## Extracted entries

>> Start

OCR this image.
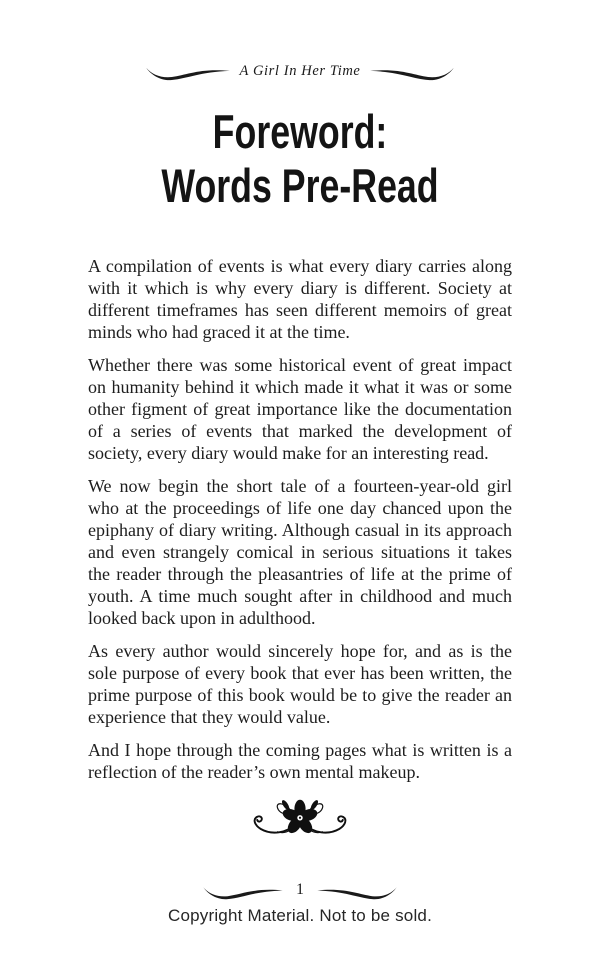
A Girl In Her Time
Foreword:
Words Pre-Read

A compilation of events is what every diary carries along with it which is why every diary is different. Society at different timeframes has seen different memoirs of great minds who had graced it at the time.

Whether there was some historical event of great impact on humanity behind it which made it what it was or some other figment of great importance like the documentation of a series of events that marked the development of society, every diary would make for an interesting read.

We now begin the short tale of a fourteen-year-old girl who at the proceedings of life one day chanced upon the epiphany of diary writing. Although casual in its approach and even strangely comical in serious situations it takes the reader through the pleasantries of life at the prime of youth. A time much sought after in childhood and much looked back upon in adulthood.

As every author would sincerely hope for, and as is the sole purpose of every book that ever has been written, the prime purpose of this book would be to give the reader an experience that they would value.

And I hope through the coming pages what is written is a reflection of the reader’s own mental makeup.

1
Copyright Material. Not to be sold.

>> End

## What you are asked to do
Repeat the material verbatim. Do not carry over any picture.

## Solution to this exercise
OCR this image.
A Girl In Her Time
Foreword:
Words Pre-Read

A compilation of events is what every diary carries along with it which is why every diary is different. Society at different timeframes has seen different memoirs of great minds who had graced it at the time.

Whether there was some historical event of great impact on humanity behind it which made it what it was or some other figment of great importance like the documentation of a series of events that marked the development of society, every diary would make for an interesting read.

We now begin the short tale of a fourteen-year-old girl who at the proceedings of life one day chanced upon the epiphany of diary writing. Although casual in its approach and even strangely comical in serious situations it takes the reader through the pleasantries of life at the prime of youth. A time much sought after in childhood and much looked back upon in adulthood.

As every author would sincerely hope for, and as is the sole purpose of every book that ever has been written, the prime purpose of this book would be to give the reader an experience that they would value.

And I hope through the coming pages what is written is a reflection of the reader’s own mental makeup.

1
Copyright Material. Not to be sold.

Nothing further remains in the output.